Records shown -
────────────────
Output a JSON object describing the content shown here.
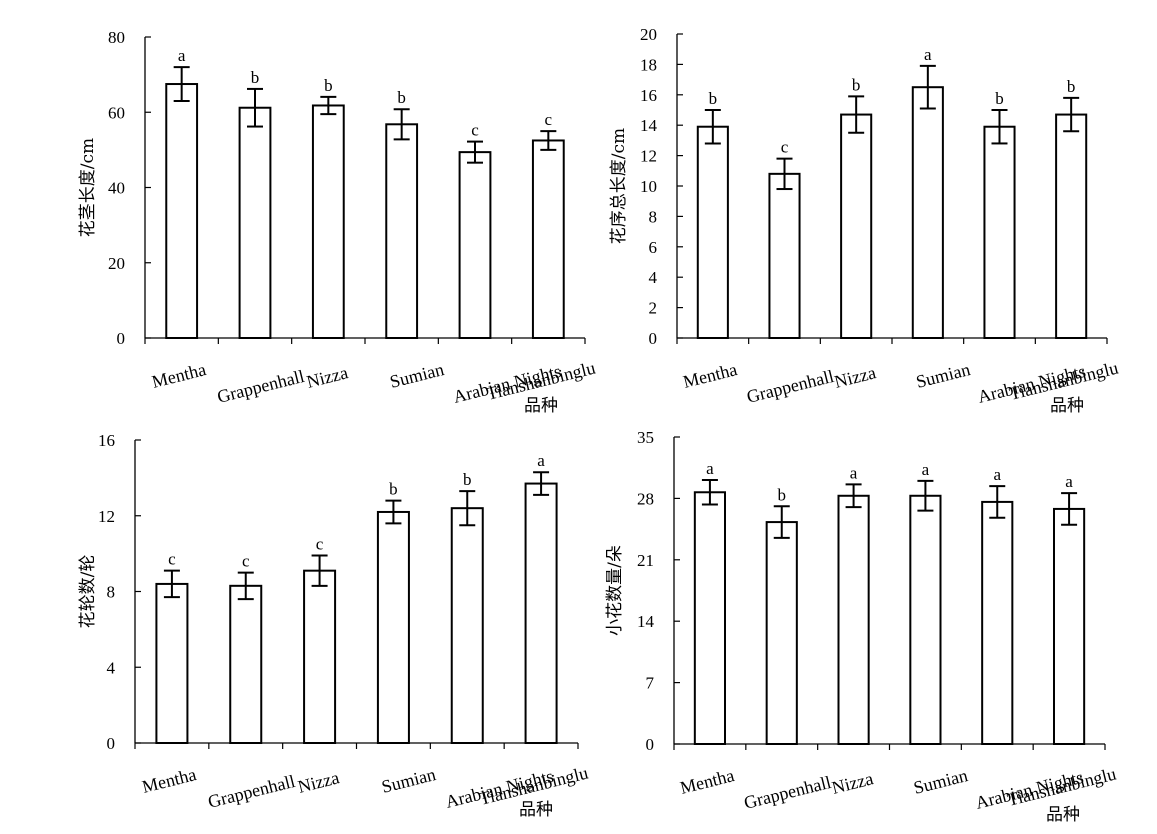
{
  "chart_data": [
    {
      "type": "bar",
      "categories": [
        "Mentha",
        "Grappenhall",
        "Nizza",
        "Sumian",
        "Arabian Nights",
        "Tianshanbinglu"
      ],
      "values": [
        67.5,
        61.2,
        61.8,
        56.8,
        49.4,
        52.5
      ],
      "errors": [
        4.5,
        5.0,
        2.3,
        4.0,
        2.8,
        2.5
      ],
      "significance": [
        "a",
        "b",
        "b",
        "b",
        "c",
        "c"
      ],
      "ylabel": "花茎长度/cm",
      "xlabel": "品种",
      "ylim": [
        0,
        80
      ],
      "yticks": [
        0,
        20,
        40,
        60,
        80
      ]
    },
    {
      "type": "bar",
      "categories": [
        "Mentha",
        "Grappenhall",
        "Nizza",
        "Sumian",
        "Arabian Nights",
        "Tianshanbinglu"
      ],
      "values": [
        13.9,
        10.8,
        14.7,
        16.5,
        13.9,
        14.7
      ],
      "errors": [
        1.1,
        1.0,
        1.2,
        1.4,
        1.1,
        1.1
      ],
      "significance": [
        "b",
        "c",
        "b",
        "a",
        "b",
        "b"
      ],
      "ylabel": "花序总长度/cm",
      "xlabel": "品种",
      "ylim": [
        0,
        20
      ],
      "yticks": [
        0,
        2,
        4,
        6,
        8,
        10,
        12,
        14,
        16,
        18,
        20
      ]
    },
    {
      "type": "bar",
      "categories": [
        "Mentha",
        "Grappenhall",
        "Nizza",
        "Sumian",
        "Arabian Nights",
        "Tianshanbinglu"
      ],
      "values": [
        8.4,
        8.3,
        9.1,
        12.2,
        12.4,
        13.7
      ],
      "errors": [
        0.7,
        0.7,
        0.8,
        0.6,
        0.9,
        0.6
      ],
      "significance": [
        "c",
        "c",
        "c",
        "b",
        "b",
        "a"
      ],
      "ylabel": "花轮数/轮",
      "xlabel": "品种",
      "ylim": [
        0,
        16
      ],
      "yticks": [
        0,
        4,
        8,
        12,
        16
      ]
    },
    {
      "type": "bar",
      "categories": [
        "Mentha",
        "Grappenhall",
        "Nizza",
        "Sumian",
        "Arabian Nights",
        "Tianshanbinglu"
      ],
      "values": [
        28.7,
        25.3,
        28.3,
        28.3,
        27.6,
        26.8
      ],
      "errors": [
        1.4,
        1.8,
        1.3,
        1.7,
        1.8,
        1.8
      ],
      "significance": [
        "a",
        "b",
        "a",
        "a",
        "a",
        "a"
      ],
      "ylabel": "小花数量/朵",
      "xlabel": "品种",
      "ylim": [
        0,
        35
      ],
      "yticks": [
        0,
        7,
        14,
        21,
        28,
        35
      ]
    }
  ]
}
────────────────
Task - Return the material word for word. Pictures are not part of the copy.

Final result -
Output a JSON object describing the content shown here.
{
  "chart_data": [
    {
      "type": "bar",
      "categories": [
        "Mentha",
        "Grappenhall",
        "Nizza",
        "Sumian",
        "Arabian Nights",
        "Tianshanbinglu"
      ],
      "values": [
        67.5,
        61.2,
        61.8,
        56.8,
        49.4,
        52.5
      ],
      "errors": [
        4.5,
        5.0,
        2.3,
        4.0,
        2.8,
        2.5
      ],
      "significance": [
        "a",
        "b",
        "b",
        "b",
        "c",
        "c"
      ],
      "ylabel": "花茎长度/cm",
      "xlabel": "品种",
      "ylim": [
        0,
        80
      ],
      "yticks": [
        0,
        20,
        40,
        60,
        80
      ]
    },
    {
      "type": "bar",
      "categories": [
        "Mentha",
        "Grappenhall",
        "Nizza",
        "Sumian",
        "Arabian Nights",
        "Tianshanbinglu"
      ],
      "values": [
        13.9,
        10.8,
        14.7,
        16.5,
        13.9,
        14.7
      ],
      "errors": [
        1.1,
        1.0,
        1.2,
        1.4,
        1.1,
        1.1
      ],
      "significance": [
        "b",
        "c",
        "b",
        "a",
        "b",
        "b"
      ],
      "ylabel": "花序总长度/cm",
      "xlabel": "品种",
      "ylim": [
        0,
        20
      ],
      "yticks": [
        0,
        2,
        4,
        6,
        8,
        10,
        12,
        14,
        16,
        18,
        20
      ]
    },
    {
      "type": "bar",
      "categories": [
        "Mentha",
        "Grappenhall",
        "Nizza",
        "Sumian",
        "Arabian Nights",
        "Tianshanbinglu"
      ],
      "values": [
        8.4,
        8.3,
        9.1,
        12.2,
        12.4,
        13.7
      ],
      "errors": [
        0.7,
        0.7,
        0.8,
        0.6,
        0.9,
        0.6
      ],
      "significance": [
        "c",
        "c",
        "c",
        "b",
        "b",
        "a"
      ],
      "ylabel": "花轮数/轮",
      "xlabel": "品种",
      "ylim": [
        0,
        16
      ],
      "yticks": [
        0,
        4,
        8,
        12,
        16
      ]
    },
    {
      "type": "bar",
      "categories": [
        "Mentha",
        "Grappenhall",
        "Nizza",
        "Sumian",
        "Arabian Nights",
        "Tianshanbinglu"
      ],
      "values": [
        28.7,
        25.3,
        28.3,
        28.3,
        27.6,
        26.8
      ],
      "errors": [
        1.4,
        1.8,
        1.3,
        1.7,
        1.8,
        1.8
      ],
      "significance": [
        "a",
        "b",
        "a",
        "a",
        "a",
        "a"
      ],
      "ylabel": "小花数量/朵",
      "xlabel": "品种",
      "ylim": [
        0,
        35
      ],
      "yticks": [
        0,
        7,
        14,
        21,
        28,
        35
      ]
    }
  ]
}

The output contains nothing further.